今後利用者は、これまでのように日程などのデータを一つ一つ入力することなく、「11月27日からラスベガスに出張。ギャンブルにあまり興味はないけれど、美味しい食べ物には興味がある。どこに宿泊すべき?」と会話のように入力するだけで、Booking.comのデータからホテルの提案がされるという仕組みを紹介。ホテルの選択肢がスワイプするだけで簡単に閲覧でき、そのままタップして予約できる、ユーザービリティも秀逸だと語った。
大規模言語モデル
大規模言語モデルの拡充にも言及している。Amazonでは、すでに企業顧客に事前トレーニングされた大規模言語モデルTitanをはじめ、サードパーティのAI21 LabsのJurassic、AnthropicのClaude、MetaのLlama 2、Stable DiffusionといったFMも提供してきている。
しかしながらここで注目が集まるのは当然のことながら、Amazonが9月に最大40憶ドル(約5900億円)まで投資すると発表したAnthropicとの提携とサービスの強化だろう。

- 課題:
本文によると、Amazonが企業顧客に提供している事前トレーニング済みの大規模言語モデルの名前は何ですか。

(構造化ページ解析データ)
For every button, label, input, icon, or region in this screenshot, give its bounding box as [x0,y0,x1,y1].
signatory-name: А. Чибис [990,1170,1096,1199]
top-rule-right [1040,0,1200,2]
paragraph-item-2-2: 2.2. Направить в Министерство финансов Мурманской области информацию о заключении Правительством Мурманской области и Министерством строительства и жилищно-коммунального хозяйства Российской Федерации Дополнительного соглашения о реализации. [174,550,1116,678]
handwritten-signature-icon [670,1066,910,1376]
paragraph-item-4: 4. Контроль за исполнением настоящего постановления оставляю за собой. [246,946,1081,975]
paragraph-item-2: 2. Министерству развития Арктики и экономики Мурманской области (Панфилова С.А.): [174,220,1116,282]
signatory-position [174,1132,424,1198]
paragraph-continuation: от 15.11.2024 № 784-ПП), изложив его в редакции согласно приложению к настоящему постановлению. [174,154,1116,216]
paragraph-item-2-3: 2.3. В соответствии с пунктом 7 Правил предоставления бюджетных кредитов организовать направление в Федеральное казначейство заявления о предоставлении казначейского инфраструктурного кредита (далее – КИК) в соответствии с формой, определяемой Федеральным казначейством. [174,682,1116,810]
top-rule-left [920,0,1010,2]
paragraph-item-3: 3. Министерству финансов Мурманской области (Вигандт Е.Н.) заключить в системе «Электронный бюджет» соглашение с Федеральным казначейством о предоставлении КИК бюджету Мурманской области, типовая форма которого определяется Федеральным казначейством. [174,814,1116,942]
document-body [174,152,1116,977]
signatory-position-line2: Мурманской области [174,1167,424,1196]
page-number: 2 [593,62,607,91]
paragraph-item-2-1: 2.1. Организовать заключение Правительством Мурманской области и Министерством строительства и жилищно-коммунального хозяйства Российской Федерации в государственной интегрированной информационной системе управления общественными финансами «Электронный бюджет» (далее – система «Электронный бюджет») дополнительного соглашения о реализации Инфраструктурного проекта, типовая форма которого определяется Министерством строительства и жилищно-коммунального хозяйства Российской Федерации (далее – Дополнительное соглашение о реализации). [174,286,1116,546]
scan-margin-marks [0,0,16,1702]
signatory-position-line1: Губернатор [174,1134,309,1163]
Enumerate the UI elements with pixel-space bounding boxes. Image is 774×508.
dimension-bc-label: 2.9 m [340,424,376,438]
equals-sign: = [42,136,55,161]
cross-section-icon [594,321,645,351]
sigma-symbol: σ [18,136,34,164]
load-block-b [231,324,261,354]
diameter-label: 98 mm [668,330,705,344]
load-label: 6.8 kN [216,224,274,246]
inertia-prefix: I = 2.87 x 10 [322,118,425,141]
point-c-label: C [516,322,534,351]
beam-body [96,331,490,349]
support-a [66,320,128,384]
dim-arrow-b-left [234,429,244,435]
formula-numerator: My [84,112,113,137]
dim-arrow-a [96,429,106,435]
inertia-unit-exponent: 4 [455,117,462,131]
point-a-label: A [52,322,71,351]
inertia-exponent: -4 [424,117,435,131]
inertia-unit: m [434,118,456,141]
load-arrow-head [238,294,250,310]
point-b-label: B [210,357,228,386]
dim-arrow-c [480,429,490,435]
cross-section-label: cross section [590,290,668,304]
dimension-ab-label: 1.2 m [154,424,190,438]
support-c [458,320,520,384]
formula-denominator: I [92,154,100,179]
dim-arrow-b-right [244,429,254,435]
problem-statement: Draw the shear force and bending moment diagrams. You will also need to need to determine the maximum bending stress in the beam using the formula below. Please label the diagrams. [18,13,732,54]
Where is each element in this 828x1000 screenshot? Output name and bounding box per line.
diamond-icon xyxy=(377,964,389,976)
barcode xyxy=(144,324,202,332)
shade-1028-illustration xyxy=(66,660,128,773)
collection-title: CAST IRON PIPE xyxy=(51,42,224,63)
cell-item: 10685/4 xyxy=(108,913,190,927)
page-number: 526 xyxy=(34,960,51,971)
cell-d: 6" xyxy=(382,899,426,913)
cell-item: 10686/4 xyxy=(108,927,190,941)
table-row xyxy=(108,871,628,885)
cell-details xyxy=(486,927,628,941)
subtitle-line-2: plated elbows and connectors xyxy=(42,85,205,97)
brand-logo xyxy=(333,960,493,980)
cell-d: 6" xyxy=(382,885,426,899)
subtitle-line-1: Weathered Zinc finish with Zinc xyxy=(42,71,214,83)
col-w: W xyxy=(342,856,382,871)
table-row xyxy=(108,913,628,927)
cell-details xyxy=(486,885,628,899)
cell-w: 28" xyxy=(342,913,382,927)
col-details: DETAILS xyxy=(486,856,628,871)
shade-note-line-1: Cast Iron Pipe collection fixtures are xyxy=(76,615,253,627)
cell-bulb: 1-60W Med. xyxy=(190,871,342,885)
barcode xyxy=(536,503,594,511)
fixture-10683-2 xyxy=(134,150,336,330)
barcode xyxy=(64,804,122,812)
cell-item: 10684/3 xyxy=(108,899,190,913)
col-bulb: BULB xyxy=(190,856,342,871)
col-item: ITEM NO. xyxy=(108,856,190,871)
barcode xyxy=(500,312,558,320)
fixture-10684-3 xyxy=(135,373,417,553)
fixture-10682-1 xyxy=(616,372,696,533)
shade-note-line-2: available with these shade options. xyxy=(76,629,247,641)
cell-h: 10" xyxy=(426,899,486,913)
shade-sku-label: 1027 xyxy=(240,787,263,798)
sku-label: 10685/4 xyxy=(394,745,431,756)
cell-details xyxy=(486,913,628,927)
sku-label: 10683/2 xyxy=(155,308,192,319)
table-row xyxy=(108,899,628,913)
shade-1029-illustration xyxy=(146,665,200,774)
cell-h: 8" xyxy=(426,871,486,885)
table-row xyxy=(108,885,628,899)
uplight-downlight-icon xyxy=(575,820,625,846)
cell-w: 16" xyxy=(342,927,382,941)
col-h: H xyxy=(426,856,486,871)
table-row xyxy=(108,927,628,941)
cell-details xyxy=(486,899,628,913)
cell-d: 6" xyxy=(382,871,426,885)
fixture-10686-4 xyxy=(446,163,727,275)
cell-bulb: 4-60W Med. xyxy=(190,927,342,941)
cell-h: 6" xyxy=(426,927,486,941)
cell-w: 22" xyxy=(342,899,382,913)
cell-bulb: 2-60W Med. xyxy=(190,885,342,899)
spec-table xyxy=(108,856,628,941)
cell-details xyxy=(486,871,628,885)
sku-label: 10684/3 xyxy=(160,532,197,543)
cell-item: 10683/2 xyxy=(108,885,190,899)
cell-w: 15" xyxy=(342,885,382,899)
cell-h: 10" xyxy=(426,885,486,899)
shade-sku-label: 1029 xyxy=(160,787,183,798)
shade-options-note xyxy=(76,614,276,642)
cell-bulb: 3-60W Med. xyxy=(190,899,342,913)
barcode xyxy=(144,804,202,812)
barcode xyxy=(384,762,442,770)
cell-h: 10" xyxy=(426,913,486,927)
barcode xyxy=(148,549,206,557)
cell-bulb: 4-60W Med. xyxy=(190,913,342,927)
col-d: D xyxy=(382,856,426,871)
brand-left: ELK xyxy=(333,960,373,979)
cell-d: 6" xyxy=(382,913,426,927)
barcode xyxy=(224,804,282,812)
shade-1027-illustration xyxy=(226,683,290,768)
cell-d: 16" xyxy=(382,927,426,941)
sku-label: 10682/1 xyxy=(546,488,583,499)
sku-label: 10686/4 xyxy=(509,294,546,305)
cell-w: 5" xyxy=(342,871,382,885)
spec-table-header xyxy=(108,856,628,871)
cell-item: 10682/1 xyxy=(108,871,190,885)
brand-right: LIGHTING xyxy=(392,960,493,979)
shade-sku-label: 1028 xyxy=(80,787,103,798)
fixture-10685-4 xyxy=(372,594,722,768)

- 解答:
Titanです。